- [STATED EXERCISE] The complete listing should be restated exactly.

── DATA PROVIDED

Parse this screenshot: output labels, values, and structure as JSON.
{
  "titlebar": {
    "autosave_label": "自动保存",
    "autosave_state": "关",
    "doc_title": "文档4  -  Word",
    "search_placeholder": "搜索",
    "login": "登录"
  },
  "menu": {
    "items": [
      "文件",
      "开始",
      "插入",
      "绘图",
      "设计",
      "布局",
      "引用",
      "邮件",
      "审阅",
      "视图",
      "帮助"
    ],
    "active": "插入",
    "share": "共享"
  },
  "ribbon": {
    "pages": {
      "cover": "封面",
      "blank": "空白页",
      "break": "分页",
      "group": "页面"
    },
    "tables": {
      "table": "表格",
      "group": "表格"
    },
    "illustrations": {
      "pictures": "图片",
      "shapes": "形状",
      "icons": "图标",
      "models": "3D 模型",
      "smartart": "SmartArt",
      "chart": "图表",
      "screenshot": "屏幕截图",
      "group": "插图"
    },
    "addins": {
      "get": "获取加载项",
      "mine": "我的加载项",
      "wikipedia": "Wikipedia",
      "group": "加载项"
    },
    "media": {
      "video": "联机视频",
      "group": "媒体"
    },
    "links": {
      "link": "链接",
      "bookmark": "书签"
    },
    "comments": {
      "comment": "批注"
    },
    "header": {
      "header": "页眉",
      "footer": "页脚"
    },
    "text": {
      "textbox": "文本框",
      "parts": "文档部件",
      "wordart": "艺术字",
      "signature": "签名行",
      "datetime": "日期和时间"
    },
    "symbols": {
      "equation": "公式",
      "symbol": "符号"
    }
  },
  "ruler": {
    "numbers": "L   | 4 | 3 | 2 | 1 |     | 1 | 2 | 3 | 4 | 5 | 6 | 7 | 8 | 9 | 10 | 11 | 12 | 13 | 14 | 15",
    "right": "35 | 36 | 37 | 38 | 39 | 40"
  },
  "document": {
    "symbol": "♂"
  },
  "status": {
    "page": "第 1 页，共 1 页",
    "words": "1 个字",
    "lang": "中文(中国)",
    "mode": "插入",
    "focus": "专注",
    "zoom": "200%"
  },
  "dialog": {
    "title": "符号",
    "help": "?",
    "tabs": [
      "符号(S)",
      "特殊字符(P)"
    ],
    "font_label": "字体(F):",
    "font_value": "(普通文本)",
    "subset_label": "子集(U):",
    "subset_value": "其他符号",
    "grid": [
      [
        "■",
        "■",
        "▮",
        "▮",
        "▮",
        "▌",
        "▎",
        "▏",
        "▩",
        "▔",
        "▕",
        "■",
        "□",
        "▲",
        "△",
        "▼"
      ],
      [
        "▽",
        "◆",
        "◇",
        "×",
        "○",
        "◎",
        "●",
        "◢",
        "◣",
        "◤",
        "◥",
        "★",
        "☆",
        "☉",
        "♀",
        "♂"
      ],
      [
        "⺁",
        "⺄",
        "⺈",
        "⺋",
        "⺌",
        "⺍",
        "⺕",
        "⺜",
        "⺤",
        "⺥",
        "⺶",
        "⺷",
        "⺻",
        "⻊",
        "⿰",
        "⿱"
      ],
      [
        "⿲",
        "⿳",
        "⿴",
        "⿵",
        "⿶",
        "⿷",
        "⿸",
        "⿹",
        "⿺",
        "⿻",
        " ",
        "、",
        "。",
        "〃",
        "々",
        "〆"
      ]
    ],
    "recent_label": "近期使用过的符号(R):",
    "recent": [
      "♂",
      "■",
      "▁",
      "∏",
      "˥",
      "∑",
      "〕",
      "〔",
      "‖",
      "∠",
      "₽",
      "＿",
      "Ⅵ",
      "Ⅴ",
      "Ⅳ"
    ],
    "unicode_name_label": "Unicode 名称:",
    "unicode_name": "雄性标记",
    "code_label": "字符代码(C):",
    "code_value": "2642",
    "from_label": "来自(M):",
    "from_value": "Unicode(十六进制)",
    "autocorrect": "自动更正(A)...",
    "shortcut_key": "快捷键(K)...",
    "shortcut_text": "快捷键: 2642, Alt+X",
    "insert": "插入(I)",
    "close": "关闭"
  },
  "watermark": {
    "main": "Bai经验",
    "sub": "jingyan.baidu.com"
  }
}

────

- [ANSWER BELOW]
Parse this screenshot: output labels, values, and structure as JSON.
{
  "titlebar": {
    "autosave_label": "自动保存",
    "autosave_state": "关",
    "doc_title": "文档4  -  Word",
    "search_placeholder": "搜索",
    "login": "登录"
  },
  "menu": {
    "items": [
      "文件",
      "开始",
      "插入",
      "绘图",
      "设计",
      "布局",
      "引用",
      "邮件",
      "审阅",
      "视图",
      "帮助"
    ],
    "active": "插入",
    "share": "共享"
  },
  "ribbon": {
    "pages": {
      "cover": "封面",
      "blank": "空白页",
      "break": "分页",
      "group": "页面"
    },
    "tables": {
      "table": "表格",
      "group": "表格"
    },
    "illustrations": {
      "pictures": "图片",
      "shapes": "形状",
      "icons": "图标",
      "models": "3D 模型",
      "smartart": "SmartArt",
      "chart": "图表",
      "screenshot": "屏幕截图",
      "group": "插图"
    },
    "addins": {
      "get": "获取加载项",
      "mine": "我的加载项",
      "wikipedia": "Wikipedia",
      "group": "加载项"
    },
    "media": {
      "video": "联机视频",
      "group": "媒体"
    },
    "links": {
      "link": "链接",
      "bookmark": "书签"
    },
    "comments": {
      "comment": "批注"
    },
    "header": {
      "header": "页眉",
      "footer": "页脚"
    },
    "text": {
      "textbox": "文本框",
      "parts": "文档部件",
      "wordart": "艺术字",
      "signature": "签名行",
      "datetime": "日期和时间"
    },
    "symbols": {
      "equation": "公式",
      "symbol": "符号"
    }
  },
  "ruler": {
    "numbers": "L   | 4 | 3 | 2 | 1 |     | 1 | 2 | 3 | 4 | 5 | 6 | 7 | 8 | 9 | 10 | 11 | 12 | 13 | 14 | 15",
    "right": "35 | 36 | 37 | 38 | 39 | 40"
  },
  "document": {
    "symbol": "♂"
  },
  "status": {
    "page": "第 1 页，共 1 页",
    "words": "1 个字",
    "lang": "中文(中国)",
    "mode": "插入",
    "focus": "专注",
    "zoom": "200%"
  },
  "dialog": {
    "title": "符号",
    "help": "?",
    "tabs": [
      "符号(S)",
      "特殊字符(P)"
    ],
    "font_label": "字体(F):",
    "font_value": "(普通文本)",
    "subset_label": "子集(U):",
    "subset_value": "其他符号",
    "grid": [
      [
        "■",
        "■",
        "▮",
        "▮",
        "▮",
        "▌",
        "▎",
        "▏",
        "▩",
        "▔",
        "▕",
        "■",
        "□",
        "▲",
        "△",
        "▼"
      ],
      [
        "▽",
        "◆",
        "◇",
        "×",
        "○",
        "◎",
        "●",
        "◢",
        "◣",
        "◤",
        "◥",
        "★",
        "☆",
        "☉",
        "♀",
        "♂"
      ],
      [
        "⺁",
        "⺄",
        "⺈",
        "⺋",
        "⺌",
        "⺍",
        "⺕",
        "⺜",
        "⺤",
        "⺥",
        "⺶",
        "⺷",
        "⺻",
        "⻊",
        "⿰",
        "⿱"
      ],
      [
        "⿲",
        "⿳",
        "⿴",
        "⿵",
        "⿶",
        "⿷",
        "⿸",
        "⿹",
        "⿺",
        "⿻",
        " ",
        "、",
        "。",
        "〃",
        "々",
        "〆"
      ]
    ],
    "recent_label": "近期使用过的符号(R):",
    "recent": [
      "♂",
      "■",
      "▁",
      "∏",
      "˥",
      "∑",
      "〕",
      "〔",
      "‖",
      "∠",
      "₽",
      "＿",
      "Ⅵ",
      "Ⅴ",
      "Ⅳ"
    ],
    "unicode_name_label": "Unicode 名称:",
    "unicode_name": "雄性标记",
    "code_label": "字符代码(C):",
    "code_value": "2642",
    "from_label": "来自(M):",
    "from_value": "Unicode(十六进制)",
    "autocorrect": "自动更正(A)...",
    "shortcut_key": "快捷键(K)...",
    "shortcut_text": "快捷键: 2642, Alt+X",
    "insert": "插入(I)",
    "close": "关闭"
  },
  "watermark": {
    "main": "Bai经验",
    "sub": "jingyan.baidu.com"
  }
}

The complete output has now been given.